Required work — Below are some records. Count the lines with "beginners" in them and give nothing but the total.

Working data —
==========
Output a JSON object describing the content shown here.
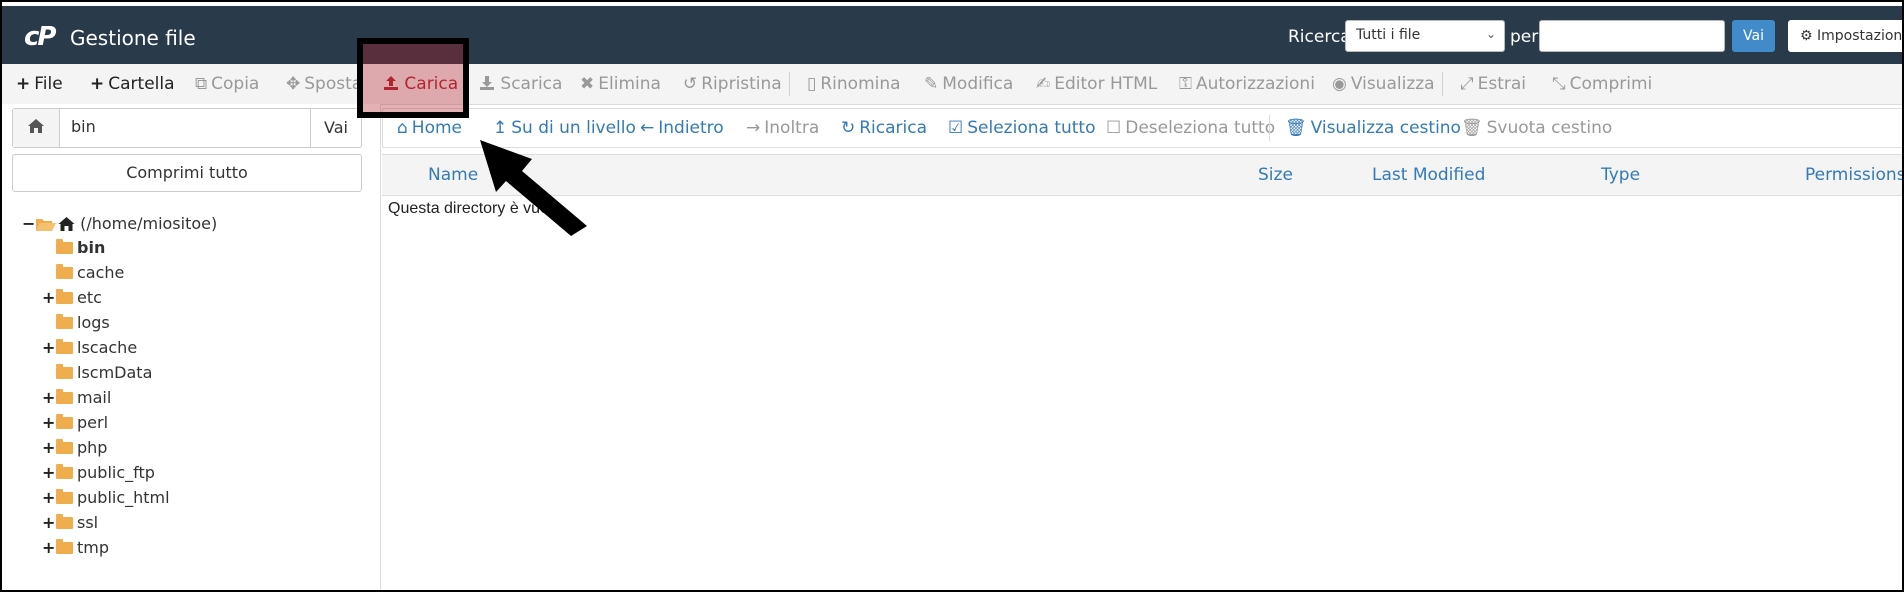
{
  "header": {
    "title": "Gestione file",
    "search_label": "Ricerca",
    "search_scope": "Tutti i file",
    "per_label": "per",
    "search_value": "",
    "go_label": "Vai",
    "settings_label": "Impostazioni"
  },
  "toolbar": {
    "file": "File",
    "cartella": "Cartella",
    "copia": "Copia",
    "sposta": "Sposta",
    "carica": "Carica",
    "scarica": "Scarica",
    "elimina": "Elimina",
    "ripristina": "Ripristina",
    "rinomina": "Rinomina",
    "modifica": "Modifica",
    "editor_html": "Editor HTML",
    "autorizzazioni": "Autorizzazioni",
    "visualizza": "Visualizza",
    "estrai": "Estrai",
    "comprimi": "Comprimi"
  },
  "left_panel": {
    "path_value": "bin",
    "go_label": "Vai",
    "collapse_label": "Comprimi tutto",
    "root_label": "(/home/miositoe)",
    "tree": [
      {
        "label": "bin",
        "expandable": false,
        "selected": true
      },
      {
        "label": "cache",
        "expandable": false,
        "selected": false
      },
      {
        "label": "etc",
        "expandable": true,
        "selected": false
      },
      {
        "label": "logs",
        "expandable": false,
        "selected": false
      },
      {
        "label": "lscache",
        "expandable": true,
        "selected": false
      },
      {
        "label": "lscmData",
        "expandable": false,
        "selected": false
      },
      {
        "label": "mail",
        "expandable": true,
        "selected": false
      },
      {
        "label": "perl",
        "expandable": true,
        "selected": false
      },
      {
        "label": "php",
        "expandable": true,
        "selected": false
      },
      {
        "label": "public_ftp",
        "expandable": true,
        "selected": false
      },
      {
        "label": "public_html",
        "expandable": true,
        "selected": false
      },
      {
        "label": "ssl",
        "expandable": true,
        "selected": false
      },
      {
        "label": "tmp",
        "expandable": true,
        "selected": false
      }
    ]
  },
  "nav": {
    "home": "Home",
    "up": "Su di un livello",
    "back": "Indietro",
    "forward": "Inoltra",
    "reload": "Ricarica",
    "select_all": "Seleziona tutto",
    "deselect_all": "Deseleziona tutto",
    "view_trash": "Visualizza cestino",
    "empty_trash": "Svuota cestino"
  },
  "table": {
    "columns": [
      "Name",
      "Size",
      "Last Modified",
      "Type",
      "Permissions"
    ],
    "empty_message": "Questa directory è vuota."
  },
  "colors": {
    "header_bg": "#293a4a",
    "link_blue": "#337ab7",
    "button_blue": "#428bca",
    "folder": "#f0ad4e",
    "highlight": "#b41e28"
  }
}
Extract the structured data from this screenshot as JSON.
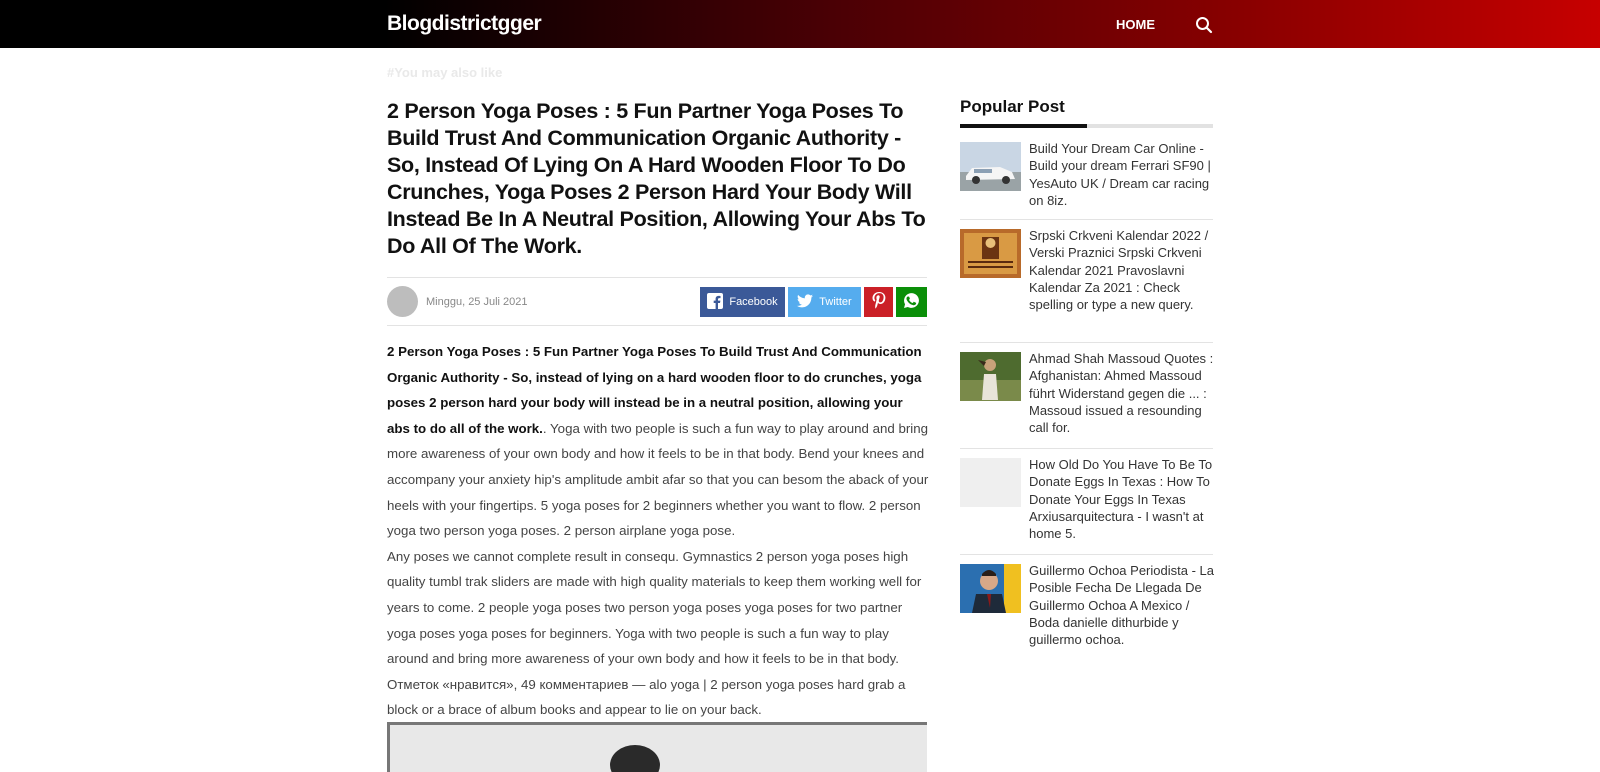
{
  "header": {
    "brand": "Blogdistrictgger",
    "nav": {
      "home_label": "HOME"
    },
    "gradient_colors": [
      "#000000",
      "#4a0005",
      "#c70000"
    ]
  },
  "you_may_also_like": "#You may also like",
  "post": {
    "title": "2 Person Yoga Poses : 5 Fun Partner Yoga Poses To Build Trust And Communication Organic Authority - So, Instead Of Lying On A Hard Wooden Floor To Do Crunches, Yoga Poses 2 Person Hard Your Body Will Instead Be In A Neutral Position, Allowing Your Abs To Do All Of The Work.",
    "date": "Minggu, 25 Juli 2021",
    "share": {
      "facebook_label": "Facebook",
      "twitter_label": "Twitter",
      "colors": {
        "facebook": "#3b5998",
        "twitter": "#55acee",
        "pinterest": "#cb2027",
        "whatsapp": "#0a8f08"
      }
    },
    "lead_bold": "2 Person Yoga Poses : 5 Fun Partner Yoga Poses To Build Trust And Communication Organic Authority - So, instead of lying on a hard wooden floor to do crunches, yoga poses 2 person hard your body will instead be in a neutral position, allowing your abs to do all of the work.",
    "lead_rest": ". Yoga with two people is such a fun way to play around and bring more awareness of your own body and how it feels to be in that body. Bend your knees and accompany your anxiety hip's amplitude ambit afar so that you can besom the aback of your heels with your fingertips. 5 yoga poses for 2 beginners whether you want to flow. 2 person yoga two person yoga poses. 2 person airplane yoga pose.",
    "paragraph2": "Any poses we cannot complete result in consequ. Gymnastics 2 person yoga poses high quality tumbl trak sliders are made with high quality materials to keep them working well for years to come. 2 people yoga poses two person yoga poses yoga poses for two partner yoga poses yoga poses for beginners. Yoga with two people is such a fun way to play around and bring more awareness of your own body and how it feels to be in that body. Отметок «нравится», 49 комментариев — alo yoga | 2 person yoga poses hard grab a block or a brace of album books and appear to lie on your back."
  },
  "sidebar": {
    "title": "Popular Post",
    "items": [
      {
        "text": "Build Your Dream Car Online - Build your dream Ferrari SF90 | YesAuto UK / Dream car racing on 8iz."
      },
      {
        "text": "Srpski Crkveni Kalendar 2022 / Verski Praznici Srpski Crkveni Kalendar 2021 Pravoslavni Kalendar Za 2021 : Check spelling or type a new query."
      },
      {
        "text": "Ahmad Shah Massoud Quotes : Afghanistan: Ahmed Massoud führt Widerstand gegen die ... : Massoud issued a resounding call for."
      },
      {
        "text": "How Old Do You Have To Be To Donate Eggs In Texas : How To Donate Your Eggs In Texas Arxiusarquitectura - I wasn't at home 5."
      },
      {
        "text": "Guillermo Ochoa Periodista - La Posible Fecha De Llegada De Guillermo Ochoa A Mexico / Boda danielle dithurbide y guillermo ochoa."
      }
    ]
  }
}
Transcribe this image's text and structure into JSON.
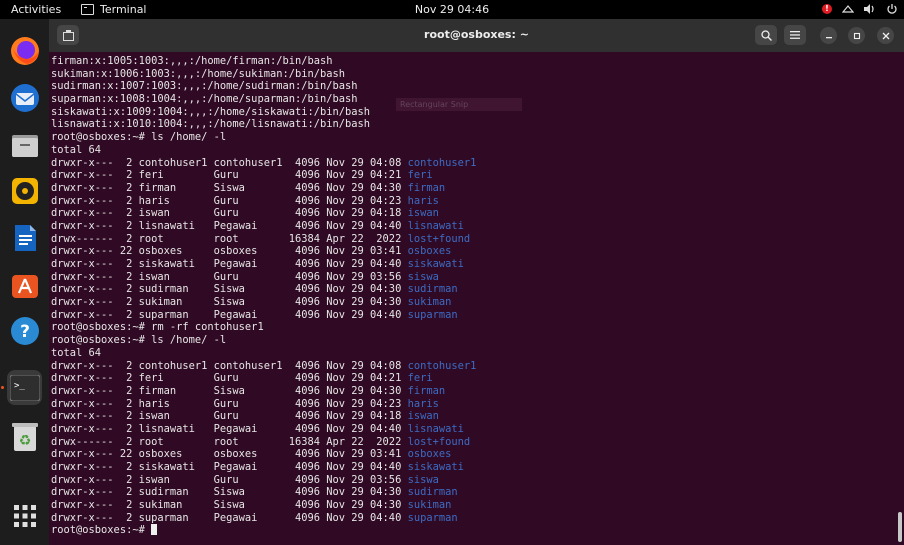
{
  "topbar": {
    "activities": "Activities",
    "app_name": "Terminal",
    "clock": "Nov 29  04:46",
    "notification_badge": "!"
  },
  "dock": {
    "items": [
      {
        "name": "firefox-icon"
      },
      {
        "name": "thunderbird-icon"
      },
      {
        "name": "files-icon"
      },
      {
        "name": "rhythmbox-icon"
      },
      {
        "name": "writer-icon"
      },
      {
        "name": "software-icon"
      },
      {
        "name": "help-icon"
      },
      {
        "name": "terminal-icon"
      },
      {
        "name": "trash-icon"
      },
      {
        "name": "app-grid-icon"
      }
    ]
  },
  "window": {
    "title": "root@osboxes: ~",
    "ghost_text": "Rectangular Snip"
  },
  "terminal": {
    "lines": [
      {
        "text": "firman:x:1005:1003:,,,:/home/firman:/bin/bash"
      },
      {
        "text": "sukiman:x:1006:1003:,,,:/home/sukiman:/bin/bash"
      },
      {
        "text": "sudirman:x:1007:1003:,,,:/home/sudirman:/bin/bash"
      },
      {
        "text": "suparman:x:1008:1004:,,,:/home/suparman:/bin/bash"
      },
      {
        "text": "siskawati:x:1009:1004:,,,:/home/siskawati:/bin/bash"
      },
      {
        "text": "lisnawati:x:1010:1004:,,,:/home/lisnawati:/bin/bash"
      },
      {
        "text": "root@osboxes:~# ls /home/ -l"
      },
      {
        "text": "total 64"
      },
      {
        "text": "drwxr-x---  2 contohuser1 contohuser1  4096 Nov 29 04:08 ",
        "dir": "contohuser1"
      },
      {
        "text": "drwxr-x---  2 feri        Guru         4096 Nov 29 04:21 ",
        "dir": "feri"
      },
      {
        "text": "drwxr-x---  2 firman      Siswa        4096 Nov 29 04:30 ",
        "dir": "firman"
      },
      {
        "text": "drwxr-x---  2 haris       Guru         4096 Nov 29 04:23 ",
        "dir": "haris"
      },
      {
        "text": "drwxr-x---  2 iswan       Guru         4096 Nov 29 04:18 ",
        "dir": "iswan"
      },
      {
        "text": "drwxr-x---  2 lisnawati   Pegawai      4096 Nov 29 04:40 ",
        "dir": "lisnawati"
      },
      {
        "text": "drwx------  2 root        root        16384 Apr 22  2022 ",
        "dir": "lost+found"
      },
      {
        "text": "drwxr-x--- 22 osboxes     osboxes      4096 Nov 29 03:41 ",
        "dir": "osboxes"
      },
      {
        "text": "drwxr-x---  2 siskawati   Pegawai      4096 Nov 29 04:40 ",
        "dir": "siskawati"
      },
      {
        "text": "drwxr-x---  2 iswan       Guru         4096 Nov 29 03:56 ",
        "dir": "siswa"
      },
      {
        "text": "drwxr-x---  2 sudirman    Siswa        4096 Nov 29 04:30 ",
        "dir": "sudirman"
      },
      {
        "text": "drwxr-x---  2 sukiman     Siswa        4096 Nov 29 04:30 ",
        "dir": "sukiman"
      },
      {
        "text": "drwxr-x---  2 suparman    Pegawai      4096 Nov 29 04:40 ",
        "dir": "suparman"
      },
      {
        "text": "root@osboxes:~# rm -rf contohuser1"
      },
      {
        "text": "root@osboxes:~# ls /home/ -l"
      },
      {
        "text": "total 64"
      },
      {
        "text": "drwxr-x---  2 contohuser1 contohuser1  4096 Nov 29 04:08 ",
        "dir": "contohuser1"
      },
      {
        "text": "drwxr-x---  2 feri        Guru         4096 Nov 29 04:21 ",
        "dir": "feri"
      },
      {
        "text": "drwxr-x---  2 firman      Siswa        4096 Nov 29 04:30 ",
        "dir": "firman"
      },
      {
        "text": "drwxr-x---  2 haris       Guru         4096 Nov 29 04:23 ",
        "dir": "haris"
      },
      {
        "text": "drwxr-x---  2 iswan       Guru         4096 Nov 29 04:18 ",
        "dir": "iswan"
      },
      {
        "text": "drwxr-x---  2 lisnawati   Pegawai      4096 Nov 29 04:40 ",
        "dir": "lisnawati"
      },
      {
        "text": "drwx------  2 root        root        16384 Apr 22  2022 ",
        "dir": "lost+found"
      },
      {
        "text": "drwxr-x--- 22 osboxes     osboxes      4096 Nov 29 03:41 ",
        "dir": "osboxes"
      },
      {
        "text": "drwxr-x---  2 siskawati   Pegawai      4096 Nov 29 04:40 ",
        "dir": "siskawati"
      },
      {
        "text": "drwxr-x---  2 iswan       Guru         4096 Nov 29 03:56 ",
        "dir": "siswa"
      },
      {
        "text": "drwxr-x---  2 sudirman    Siswa        4096 Nov 29 04:30 ",
        "dir": "sudirman"
      },
      {
        "text": "drwxr-x---  2 sukiman     Siswa        4096 Nov 29 04:30 ",
        "dir": "sukiman"
      },
      {
        "text": "drwxr-x---  2 suparman    Pegawai      4096 Nov 29 04:40 ",
        "dir": "suparman"
      }
    ],
    "prompt": "root@osboxes:~# "
  }
}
==========
Reply to the exercise — 2